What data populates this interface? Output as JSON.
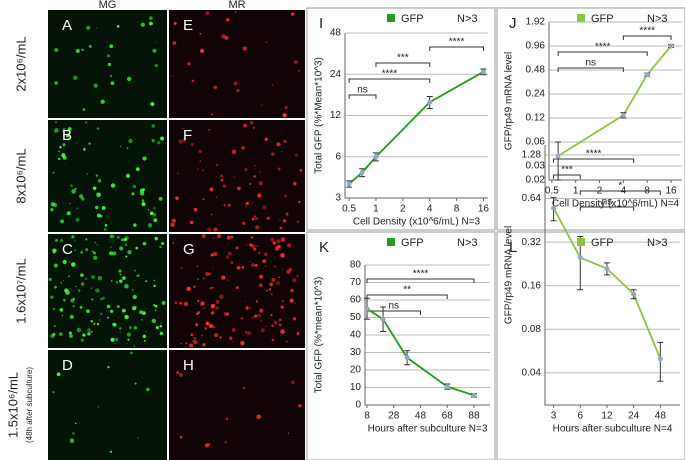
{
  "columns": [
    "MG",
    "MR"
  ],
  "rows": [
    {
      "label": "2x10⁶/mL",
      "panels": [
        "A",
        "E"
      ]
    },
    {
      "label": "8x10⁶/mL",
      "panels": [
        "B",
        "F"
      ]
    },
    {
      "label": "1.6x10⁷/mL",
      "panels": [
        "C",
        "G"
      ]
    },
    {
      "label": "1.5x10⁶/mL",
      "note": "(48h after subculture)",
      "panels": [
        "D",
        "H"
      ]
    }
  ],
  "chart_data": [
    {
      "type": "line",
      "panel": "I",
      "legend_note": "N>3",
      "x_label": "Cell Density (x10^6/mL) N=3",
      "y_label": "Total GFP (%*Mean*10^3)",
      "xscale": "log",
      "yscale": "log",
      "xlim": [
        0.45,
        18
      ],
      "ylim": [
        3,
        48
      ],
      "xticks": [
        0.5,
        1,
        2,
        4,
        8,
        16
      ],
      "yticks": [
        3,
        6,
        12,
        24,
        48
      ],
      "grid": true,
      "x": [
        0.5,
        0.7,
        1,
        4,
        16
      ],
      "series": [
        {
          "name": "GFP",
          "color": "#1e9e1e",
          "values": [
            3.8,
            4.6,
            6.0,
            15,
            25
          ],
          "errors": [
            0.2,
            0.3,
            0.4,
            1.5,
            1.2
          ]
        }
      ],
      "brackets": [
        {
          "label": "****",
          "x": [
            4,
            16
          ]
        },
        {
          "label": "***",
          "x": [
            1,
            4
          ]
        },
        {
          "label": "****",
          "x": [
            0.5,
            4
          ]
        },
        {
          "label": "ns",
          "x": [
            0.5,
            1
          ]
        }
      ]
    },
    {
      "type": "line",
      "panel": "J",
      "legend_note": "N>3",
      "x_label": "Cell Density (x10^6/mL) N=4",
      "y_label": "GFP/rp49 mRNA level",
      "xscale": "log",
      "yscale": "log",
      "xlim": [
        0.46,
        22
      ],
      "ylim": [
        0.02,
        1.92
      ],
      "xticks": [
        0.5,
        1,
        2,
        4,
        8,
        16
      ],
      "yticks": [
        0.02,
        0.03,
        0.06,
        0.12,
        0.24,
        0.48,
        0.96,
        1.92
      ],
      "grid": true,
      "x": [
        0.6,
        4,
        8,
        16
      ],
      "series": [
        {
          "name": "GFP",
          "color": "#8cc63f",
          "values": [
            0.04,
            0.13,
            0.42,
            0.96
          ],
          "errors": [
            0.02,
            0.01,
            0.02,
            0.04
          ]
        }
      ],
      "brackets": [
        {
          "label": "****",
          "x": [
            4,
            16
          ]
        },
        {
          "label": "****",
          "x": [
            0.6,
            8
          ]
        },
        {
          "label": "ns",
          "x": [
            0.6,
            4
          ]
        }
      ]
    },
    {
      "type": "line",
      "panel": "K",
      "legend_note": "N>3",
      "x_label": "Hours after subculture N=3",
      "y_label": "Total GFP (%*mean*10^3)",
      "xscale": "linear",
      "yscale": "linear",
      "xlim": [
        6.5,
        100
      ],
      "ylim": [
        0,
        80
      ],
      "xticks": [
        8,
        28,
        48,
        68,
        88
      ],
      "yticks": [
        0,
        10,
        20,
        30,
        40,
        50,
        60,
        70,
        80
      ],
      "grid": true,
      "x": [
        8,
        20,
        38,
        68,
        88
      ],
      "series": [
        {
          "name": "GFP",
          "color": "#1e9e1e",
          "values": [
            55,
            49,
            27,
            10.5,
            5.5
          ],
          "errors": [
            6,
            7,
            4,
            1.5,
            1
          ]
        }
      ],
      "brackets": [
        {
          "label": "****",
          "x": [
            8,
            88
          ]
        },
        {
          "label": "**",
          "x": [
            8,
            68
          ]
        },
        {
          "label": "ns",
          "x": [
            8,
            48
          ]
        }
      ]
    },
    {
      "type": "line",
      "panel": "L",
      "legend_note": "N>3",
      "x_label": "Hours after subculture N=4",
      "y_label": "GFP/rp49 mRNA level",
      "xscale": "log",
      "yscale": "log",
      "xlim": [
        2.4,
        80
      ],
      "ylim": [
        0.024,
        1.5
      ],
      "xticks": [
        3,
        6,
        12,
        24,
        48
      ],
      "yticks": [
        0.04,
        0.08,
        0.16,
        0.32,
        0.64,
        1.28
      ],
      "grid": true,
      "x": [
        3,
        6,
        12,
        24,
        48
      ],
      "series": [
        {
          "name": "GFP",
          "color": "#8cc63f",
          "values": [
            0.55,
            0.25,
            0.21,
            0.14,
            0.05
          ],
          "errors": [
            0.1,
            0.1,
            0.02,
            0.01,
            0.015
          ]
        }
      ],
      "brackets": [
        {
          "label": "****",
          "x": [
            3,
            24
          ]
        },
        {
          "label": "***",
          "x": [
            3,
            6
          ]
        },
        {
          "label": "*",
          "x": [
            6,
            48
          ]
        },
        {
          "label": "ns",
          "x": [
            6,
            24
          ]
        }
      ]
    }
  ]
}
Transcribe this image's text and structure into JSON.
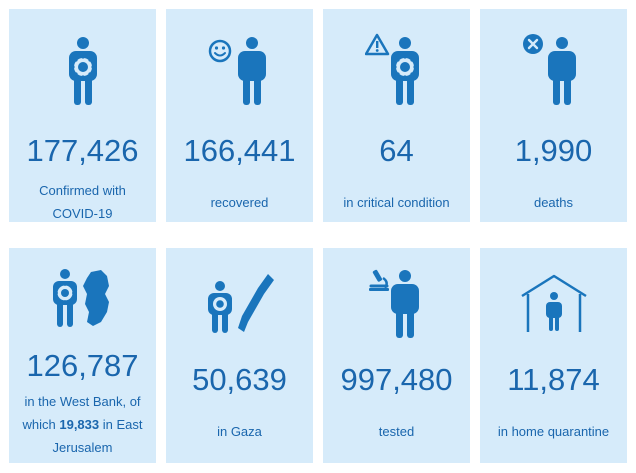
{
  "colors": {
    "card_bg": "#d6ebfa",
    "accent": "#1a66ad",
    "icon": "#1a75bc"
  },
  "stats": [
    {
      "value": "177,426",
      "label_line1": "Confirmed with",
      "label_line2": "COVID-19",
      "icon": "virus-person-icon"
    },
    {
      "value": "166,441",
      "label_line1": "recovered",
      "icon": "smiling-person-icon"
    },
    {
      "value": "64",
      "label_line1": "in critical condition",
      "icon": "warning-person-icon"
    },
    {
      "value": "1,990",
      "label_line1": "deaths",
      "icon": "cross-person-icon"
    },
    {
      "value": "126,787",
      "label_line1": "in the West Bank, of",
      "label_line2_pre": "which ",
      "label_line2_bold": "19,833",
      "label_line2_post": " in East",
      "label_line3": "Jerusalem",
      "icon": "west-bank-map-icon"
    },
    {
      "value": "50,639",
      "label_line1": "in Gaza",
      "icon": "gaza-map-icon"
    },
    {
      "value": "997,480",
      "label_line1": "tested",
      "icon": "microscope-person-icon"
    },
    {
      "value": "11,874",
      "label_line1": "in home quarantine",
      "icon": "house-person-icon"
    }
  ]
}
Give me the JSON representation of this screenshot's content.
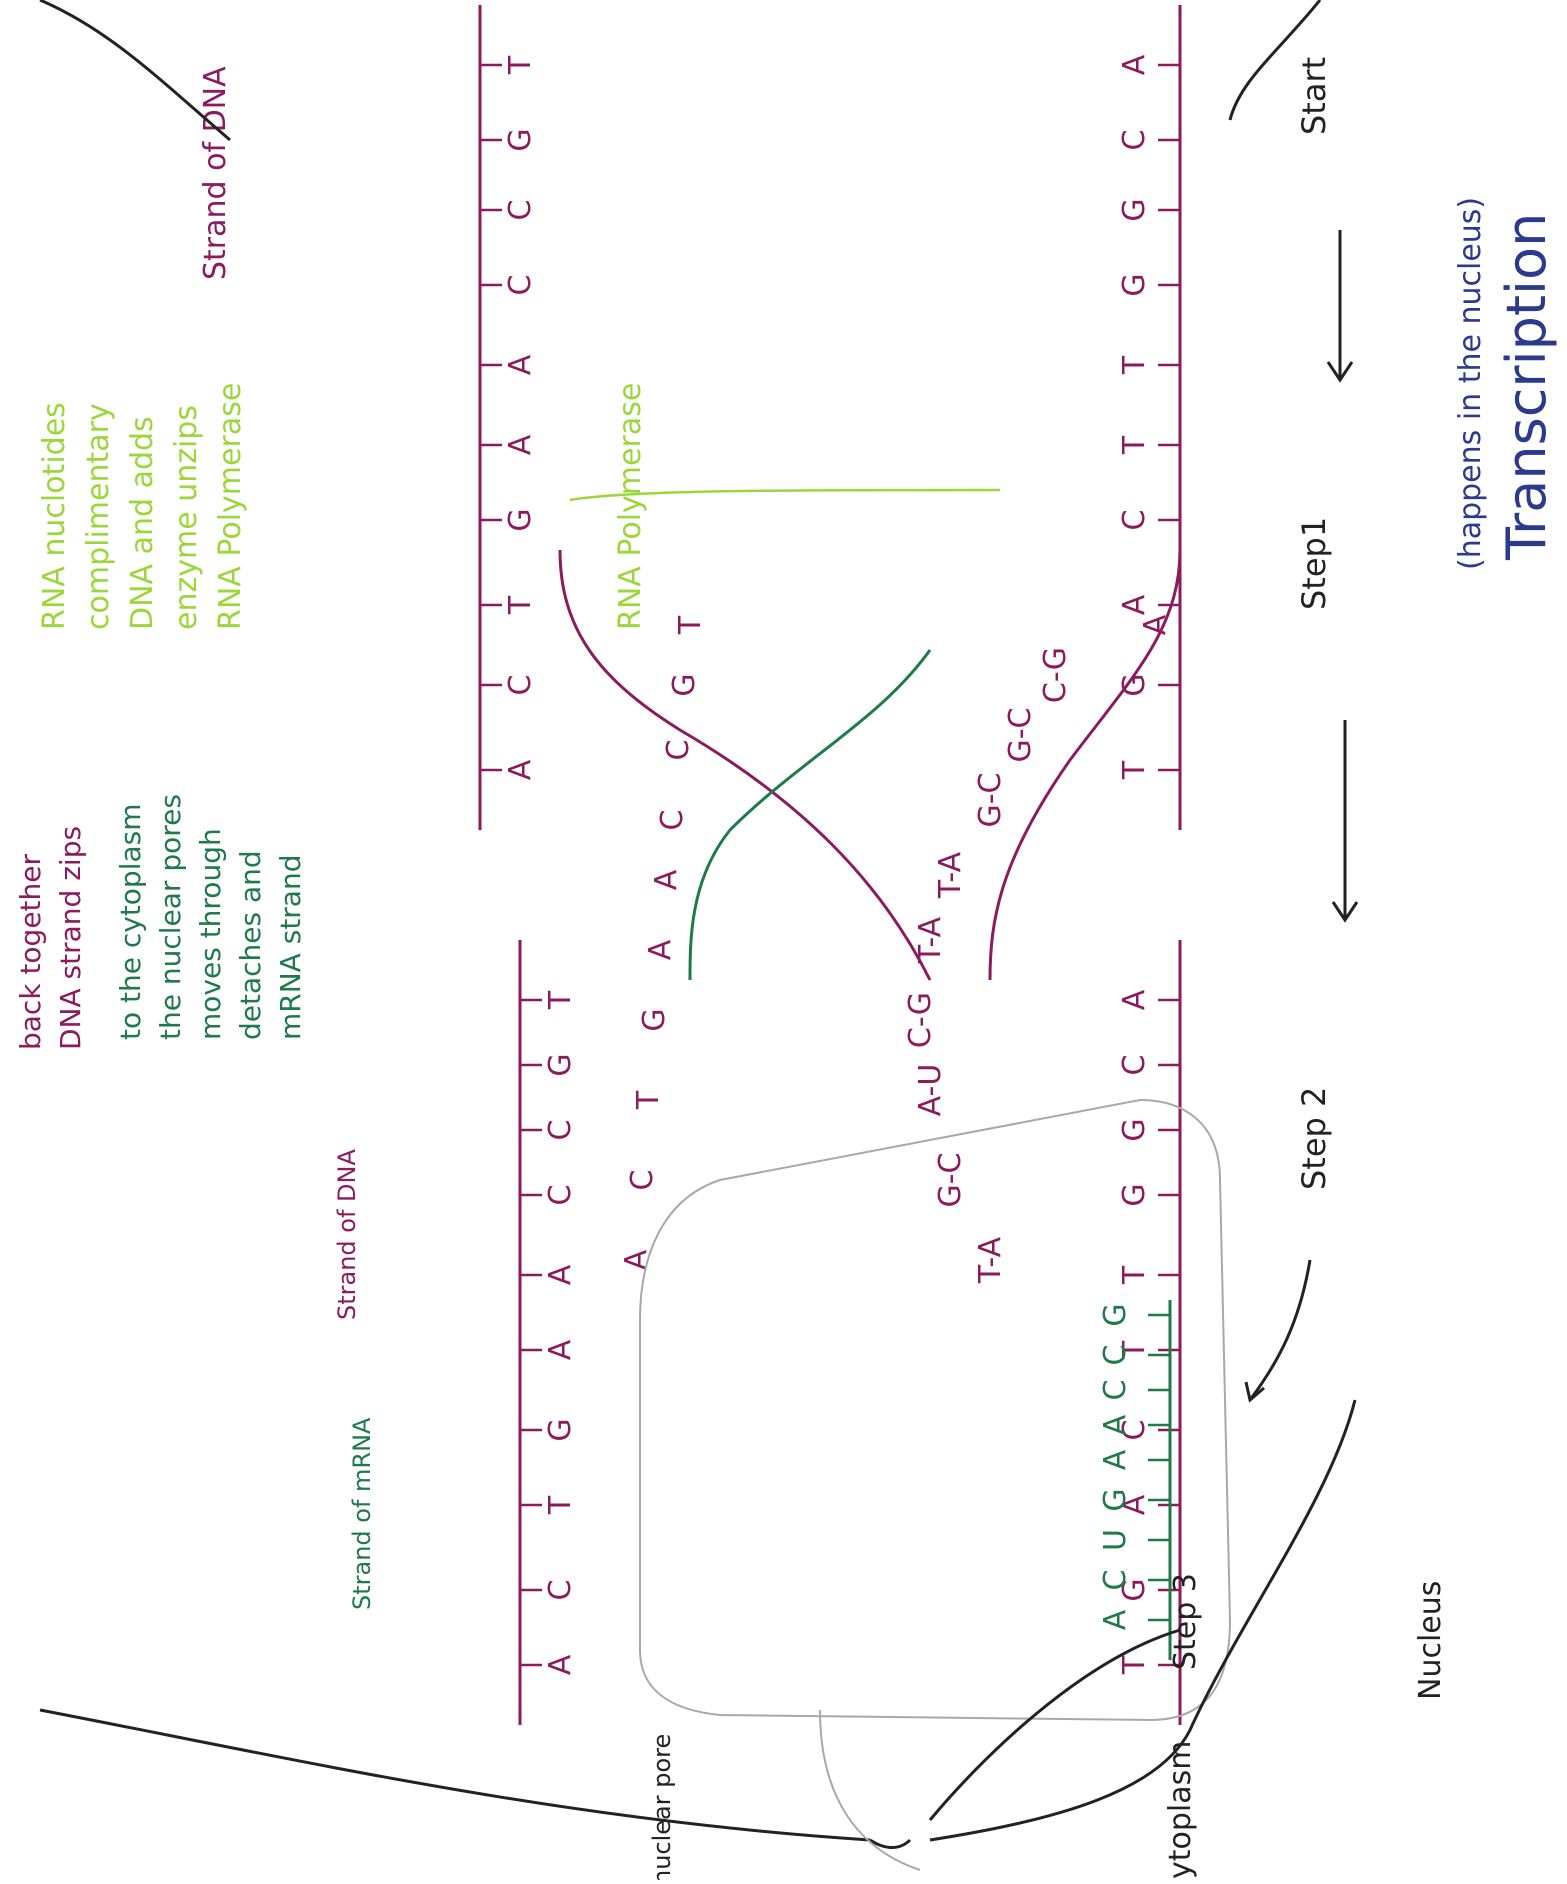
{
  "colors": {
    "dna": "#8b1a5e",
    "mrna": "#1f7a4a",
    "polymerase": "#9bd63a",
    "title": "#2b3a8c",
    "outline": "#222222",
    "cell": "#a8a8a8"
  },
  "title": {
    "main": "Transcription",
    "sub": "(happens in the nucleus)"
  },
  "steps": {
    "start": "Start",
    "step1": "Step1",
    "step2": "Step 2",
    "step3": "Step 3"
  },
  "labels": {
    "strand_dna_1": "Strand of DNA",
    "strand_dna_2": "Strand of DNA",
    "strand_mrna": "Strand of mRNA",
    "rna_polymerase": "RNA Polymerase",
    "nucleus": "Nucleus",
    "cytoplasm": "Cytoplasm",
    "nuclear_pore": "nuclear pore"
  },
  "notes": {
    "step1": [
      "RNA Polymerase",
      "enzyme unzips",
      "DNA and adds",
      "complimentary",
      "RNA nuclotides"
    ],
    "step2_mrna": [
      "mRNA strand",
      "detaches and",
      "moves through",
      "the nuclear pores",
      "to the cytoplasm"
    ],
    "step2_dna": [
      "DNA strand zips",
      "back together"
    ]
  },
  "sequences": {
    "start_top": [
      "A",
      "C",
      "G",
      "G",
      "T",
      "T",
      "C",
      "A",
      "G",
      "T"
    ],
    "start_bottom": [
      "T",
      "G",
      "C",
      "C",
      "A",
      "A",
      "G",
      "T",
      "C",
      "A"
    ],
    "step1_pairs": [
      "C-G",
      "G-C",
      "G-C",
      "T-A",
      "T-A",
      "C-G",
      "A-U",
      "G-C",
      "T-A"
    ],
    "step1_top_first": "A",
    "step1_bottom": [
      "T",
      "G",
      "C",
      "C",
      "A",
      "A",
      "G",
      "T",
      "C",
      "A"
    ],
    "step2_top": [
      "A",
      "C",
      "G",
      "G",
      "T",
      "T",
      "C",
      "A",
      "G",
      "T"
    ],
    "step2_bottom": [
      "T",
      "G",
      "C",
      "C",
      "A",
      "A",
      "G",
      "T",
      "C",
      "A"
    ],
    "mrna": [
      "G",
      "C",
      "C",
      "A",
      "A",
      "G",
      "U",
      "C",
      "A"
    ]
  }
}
------------------------------
• _EXERCISE BRIEF_
Which lines of the data include the word "this"? Copy each one.

• _EXERCISE ANSWER_
What data populates this interface? Output as JSON.
Transcribe this image's text and structure into JSON.
Give me the JSON representation of this screenshot's content.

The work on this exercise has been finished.